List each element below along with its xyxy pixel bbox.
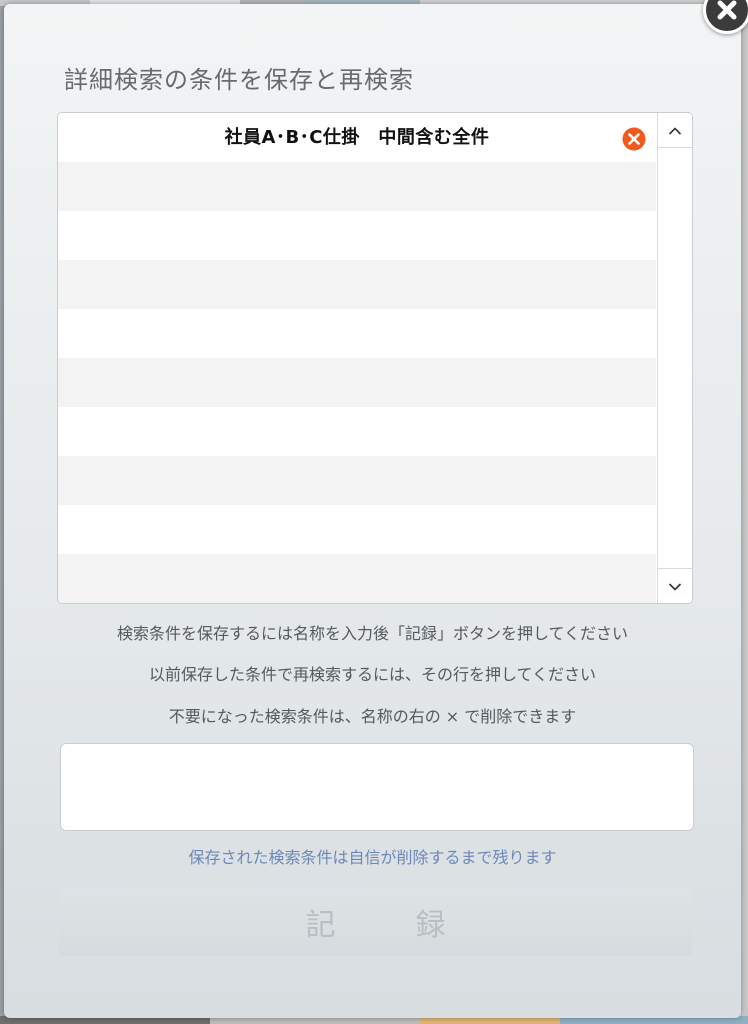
saved-search-rows: 社員A･B･C仕掛 中間含む全件 (58, 113, 656, 603)
help-text-delete: 不要になった検索条件は、名称の右の × で削除できます (168, 707, 577, 726)
dialog-title: 詳細検索の条件を保存と再検索 (64, 66, 414, 94)
saved-search-row[interactable] (58, 260, 656, 309)
record-button[interactable]: 記録 (59, 888, 692, 956)
saved-search-row[interactable] (58, 456, 656, 505)
saved-search-row[interactable] (58, 358, 656, 407)
condition-name-input[interactable] (60, 743, 694, 831)
saved-search-row[interactable] (58, 211, 656, 260)
close-button[interactable] (703, 0, 748, 34)
close-icon (716, 0, 738, 21)
chevron-up-icon (668, 121, 682, 140)
saved-search-list: 社員A･B･C仕掛 中間含む全件 (57, 112, 693, 604)
persistence-note: 保存された検索条件は自信が削除するまで残ります (188, 848, 557, 867)
help-text-save: 検索条件を保存するには名称を入力後「記録」ボタンを押してください (116, 624, 629, 643)
saved-search-row[interactable] (58, 162, 656, 211)
saved-search-row[interactable] (58, 554, 656, 603)
help-text-reuse: 以前保存した条件で再検索するには、その行を押してください (148, 665, 597, 684)
saved-search-dialog: 詳細検索の条件を保存と再検索 社員A･B･C仕掛 中間含む全件 検索条件を保存す… (4, 0, 748, 1018)
scroll-up-button[interactable] (658, 113, 692, 148)
saved-search-name: 社員A･B･C仕掛 中間含む全件 (224, 126, 490, 148)
saved-search-row[interactable] (58, 407, 656, 456)
saved-search-row[interactable] (58, 505, 656, 554)
saved-search-row[interactable]: 社員A･B･C仕掛 中間含む全件 (58, 113, 656, 162)
list-scrollbar[interactable] (657, 113, 692, 603)
scroll-down-button[interactable] (658, 568, 692, 603)
remove-circle-icon[interactable] (622, 127, 646, 151)
saved-search-row[interactable] (58, 309, 656, 358)
chevron-down-icon (668, 577, 682, 596)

+--

Write out all of the rows above word for word, leaving out the picture.

Task output:
List each element below along with its xyxy pixel bbox.
saved-search-rows: 社員A･B･C仕掛 中間含む全件 (58, 113, 656, 603)
help-text-delete: 不要になった検索条件は、名称の右の × で削除できます (168, 707, 577, 726)
dialog-title: 詳細検索の条件を保存と再検索 (64, 66, 414, 94)
saved-search-row[interactable] (58, 260, 656, 309)
record-button[interactable]: 記録 (59, 888, 692, 956)
saved-search-row[interactable] (58, 456, 656, 505)
saved-search-row[interactable] (58, 358, 656, 407)
condition-name-input[interactable] (60, 743, 694, 831)
saved-search-row[interactable] (58, 211, 656, 260)
close-button[interactable] (703, 0, 748, 34)
close-icon (716, 0, 738, 21)
chevron-up-icon (668, 121, 682, 140)
saved-search-list: 社員A･B･C仕掛 中間含む全件 (57, 112, 693, 604)
persistence-note: 保存された検索条件は自信が削除するまで残ります (188, 848, 557, 867)
help-text-save: 検索条件を保存するには名称を入力後「記録」ボタンを押してください (116, 624, 629, 643)
saved-search-row[interactable] (58, 162, 656, 211)
saved-search-row[interactable] (58, 554, 656, 603)
help-text-reuse: 以前保存した条件で再検索するには、その行を押してください (148, 665, 597, 684)
saved-search-dialog: 詳細検索の条件を保存と再検索 社員A･B･C仕掛 中間含む全件 検索条件を保存す… (4, 0, 748, 1018)
scroll-up-button[interactable] (658, 113, 692, 148)
saved-search-name: 社員A･B･C仕掛 中間含む全件 (224, 126, 490, 148)
saved-search-row[interactable] (58, 407, 656, 456)
saved-search-row[interactable] (58, 505, 656, 554)
saved-search-row[interactable]: 社員A･B･C仕掛 中間含む全件 (58, 113, 656, 162)
list-scrollbar[interactable] (657, 113, 692, 603)
scroll-down-button[interactable] (658, 568, 692, 603)
remove-circle-icon[interactable] (622, 127, 646, 151)
saved-search-row[interactable] (58, 309, 656, 358)
chevron-down-icon (668, 577, 682, 596)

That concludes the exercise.